| Extract to read |
┌──
= Benzyl group =

Chemical group (–CH2–C6H5)

 Benzyl group, benzyl radical, benzyl amine, benzyl bromide, benzyl chloroformate, and benzyl methyl ether. R = heteroatom, alkyl, aryl, allyl etc. or other substituents.

In organic chemistry, benzyl is the substituent or molecular fragment possessing the structure R\sCH2\sC6H5. Benzyl features a benzene ring (C6H6) attached to a methylene group (\sCH2\s).

==Nomenclature==
In IUPAC nomenclature, the prefix benzyl refers to a C6H5CH2 substituent, for example benzyl chloride or benzyl benzoate. Benzyl is not to be confused with phenyl with the formula C6H5.
The term benzylic is used to describe the position of the first carbon bonded to a benzene or other aromatic ring. For example, (C6H5)(CH3)2C+ is referred to as a "benzylic" carbocation. The benzyl free radical has the formula C6H5CH2•. The benzyl cation or phenylcarbenium ion is the carbocation with formula C6H5CH2+; the benzyl anion or phenylmethanide ion is the carbanion with the formula C6H5CH2-. None of these species can be formed in significant amounts in the solution phase under normal conditions, but they are useful referents for discussion of reaction mechanisms and may exist as reactive intermediates.

===Abbreviations===
Benzyl is most commonly abbreviated Bn. For example, benzyl alcohol can be represented as BnOH. Less common abbreviations are Bzl and Bz, the latter of which is ambiguous as it is also the standard abbreviation for the benzoyl group C6H5C(O)\s. Likewise, benzyl should not be confused with the phenyl group C6H5\s, abbreviated Ph.
└──
| Directions |
[1] What abbreviations for benzyl does the text on the benzyl group give?
[2] Return the passage of the text on the benzyl group starting at "The term benzylic" and ending at "as reactive intermediates.".
[3] Answer from the text on the benzyl group:
(a) What formula is given for the benzyl free radical?
(b) What other name does the benzyl cation go by?
(c) Which group's standard abbreviation is also Bz?
The records that follow have no connection to the text on the benzyl group.

| Entries supplied |
┌──
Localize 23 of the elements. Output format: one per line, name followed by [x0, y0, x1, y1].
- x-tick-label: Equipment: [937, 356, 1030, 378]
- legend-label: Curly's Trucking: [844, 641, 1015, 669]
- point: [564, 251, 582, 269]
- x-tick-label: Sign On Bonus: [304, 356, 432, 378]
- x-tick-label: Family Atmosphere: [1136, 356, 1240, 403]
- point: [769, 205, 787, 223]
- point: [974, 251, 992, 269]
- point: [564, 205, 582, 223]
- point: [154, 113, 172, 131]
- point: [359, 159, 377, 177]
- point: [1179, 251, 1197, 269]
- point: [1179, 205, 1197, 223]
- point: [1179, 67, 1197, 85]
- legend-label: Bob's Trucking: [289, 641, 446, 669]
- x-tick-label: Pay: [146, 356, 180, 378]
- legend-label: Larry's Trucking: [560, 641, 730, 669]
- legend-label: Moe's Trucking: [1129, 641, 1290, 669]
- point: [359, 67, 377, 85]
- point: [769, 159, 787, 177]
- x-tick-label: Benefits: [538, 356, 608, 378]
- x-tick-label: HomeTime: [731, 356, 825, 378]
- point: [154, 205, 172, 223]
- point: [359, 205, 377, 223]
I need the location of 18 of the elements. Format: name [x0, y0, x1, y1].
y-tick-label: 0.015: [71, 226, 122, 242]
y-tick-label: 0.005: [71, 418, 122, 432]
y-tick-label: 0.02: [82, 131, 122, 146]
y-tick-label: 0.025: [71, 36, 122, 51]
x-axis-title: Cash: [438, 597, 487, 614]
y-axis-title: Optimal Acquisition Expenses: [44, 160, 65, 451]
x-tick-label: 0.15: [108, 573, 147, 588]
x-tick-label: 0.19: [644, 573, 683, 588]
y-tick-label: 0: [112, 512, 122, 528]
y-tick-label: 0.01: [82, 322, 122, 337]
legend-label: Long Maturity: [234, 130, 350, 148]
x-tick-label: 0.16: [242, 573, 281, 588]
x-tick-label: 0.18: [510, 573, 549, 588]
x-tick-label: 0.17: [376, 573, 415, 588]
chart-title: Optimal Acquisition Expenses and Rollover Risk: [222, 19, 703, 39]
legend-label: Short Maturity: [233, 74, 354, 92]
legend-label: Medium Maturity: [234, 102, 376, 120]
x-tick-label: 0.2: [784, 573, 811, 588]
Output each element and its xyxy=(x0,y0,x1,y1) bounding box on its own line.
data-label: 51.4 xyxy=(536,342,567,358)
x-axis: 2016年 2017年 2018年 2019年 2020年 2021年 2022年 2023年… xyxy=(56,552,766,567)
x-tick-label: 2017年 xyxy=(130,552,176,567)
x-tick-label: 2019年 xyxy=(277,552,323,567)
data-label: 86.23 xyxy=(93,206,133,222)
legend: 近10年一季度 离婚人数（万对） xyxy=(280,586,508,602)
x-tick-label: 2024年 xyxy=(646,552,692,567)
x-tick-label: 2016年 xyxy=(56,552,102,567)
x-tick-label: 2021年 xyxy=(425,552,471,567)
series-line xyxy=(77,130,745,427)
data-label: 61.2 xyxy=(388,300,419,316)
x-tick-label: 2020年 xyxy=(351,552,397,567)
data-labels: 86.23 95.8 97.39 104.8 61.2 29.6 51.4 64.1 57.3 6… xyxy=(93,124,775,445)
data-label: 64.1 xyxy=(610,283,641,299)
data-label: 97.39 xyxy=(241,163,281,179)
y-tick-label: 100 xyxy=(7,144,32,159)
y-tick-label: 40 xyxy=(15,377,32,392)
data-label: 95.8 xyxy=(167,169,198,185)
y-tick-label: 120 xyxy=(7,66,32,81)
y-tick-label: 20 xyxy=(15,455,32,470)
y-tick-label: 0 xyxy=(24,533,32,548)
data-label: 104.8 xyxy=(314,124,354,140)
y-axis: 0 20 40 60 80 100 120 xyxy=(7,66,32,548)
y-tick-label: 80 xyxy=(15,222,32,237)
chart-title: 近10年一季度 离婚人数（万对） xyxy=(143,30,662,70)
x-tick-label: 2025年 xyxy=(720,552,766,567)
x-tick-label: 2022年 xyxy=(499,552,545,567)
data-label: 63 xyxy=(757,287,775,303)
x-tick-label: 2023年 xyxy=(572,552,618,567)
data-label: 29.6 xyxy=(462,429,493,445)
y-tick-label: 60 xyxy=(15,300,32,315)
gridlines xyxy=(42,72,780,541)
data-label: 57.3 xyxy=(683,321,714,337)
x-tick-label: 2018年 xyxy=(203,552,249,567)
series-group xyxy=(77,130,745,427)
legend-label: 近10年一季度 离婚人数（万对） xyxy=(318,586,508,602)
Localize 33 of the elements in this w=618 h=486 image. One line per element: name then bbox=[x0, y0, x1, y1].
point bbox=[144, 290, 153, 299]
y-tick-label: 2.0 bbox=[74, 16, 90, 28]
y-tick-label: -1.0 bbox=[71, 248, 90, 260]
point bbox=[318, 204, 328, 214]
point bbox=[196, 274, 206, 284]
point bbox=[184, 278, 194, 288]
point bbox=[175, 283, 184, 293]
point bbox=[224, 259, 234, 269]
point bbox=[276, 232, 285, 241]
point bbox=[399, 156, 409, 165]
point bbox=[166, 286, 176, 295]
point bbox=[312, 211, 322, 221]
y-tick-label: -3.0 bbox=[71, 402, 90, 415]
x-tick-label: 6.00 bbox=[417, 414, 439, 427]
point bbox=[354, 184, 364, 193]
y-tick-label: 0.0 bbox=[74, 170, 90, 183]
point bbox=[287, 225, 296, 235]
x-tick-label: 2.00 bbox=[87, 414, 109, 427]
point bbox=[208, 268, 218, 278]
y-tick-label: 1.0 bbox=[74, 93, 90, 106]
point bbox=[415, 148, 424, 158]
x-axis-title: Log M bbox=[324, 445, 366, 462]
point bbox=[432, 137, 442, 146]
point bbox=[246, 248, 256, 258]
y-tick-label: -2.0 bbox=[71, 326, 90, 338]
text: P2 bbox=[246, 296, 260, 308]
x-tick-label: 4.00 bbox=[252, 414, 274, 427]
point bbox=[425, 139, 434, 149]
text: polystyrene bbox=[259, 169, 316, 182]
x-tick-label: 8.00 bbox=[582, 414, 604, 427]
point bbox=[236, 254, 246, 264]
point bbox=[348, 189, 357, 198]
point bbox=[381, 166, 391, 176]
└──
| Expected responses |
[1] Bn, Bzl, Bz

[2]
The term benzylic is used to describe the position of the first carbon bonded to a benzene or other aromatic ring. For example, (C6H5)(CH3)2C+ is referred to as a "benzylic" carbocation. The benzyl free radical has the formula C6H5CH2•. The benzyl cation or phenylcarbenium ion is the carbocation with formula C6H5CH2+; the benzyl anion or phenylmethanide ion is the carbanion with the formula C6H5CH2-. None of these species can be formed in significant amounts in the solution phase under normal conditions, but they are useful referents for discussion of reaction mechanisms and may exist as reactive intermediates.

[3]
(a) C6H5CH2•
(b) Phenylcarbenium ion
(c) The benzoyl group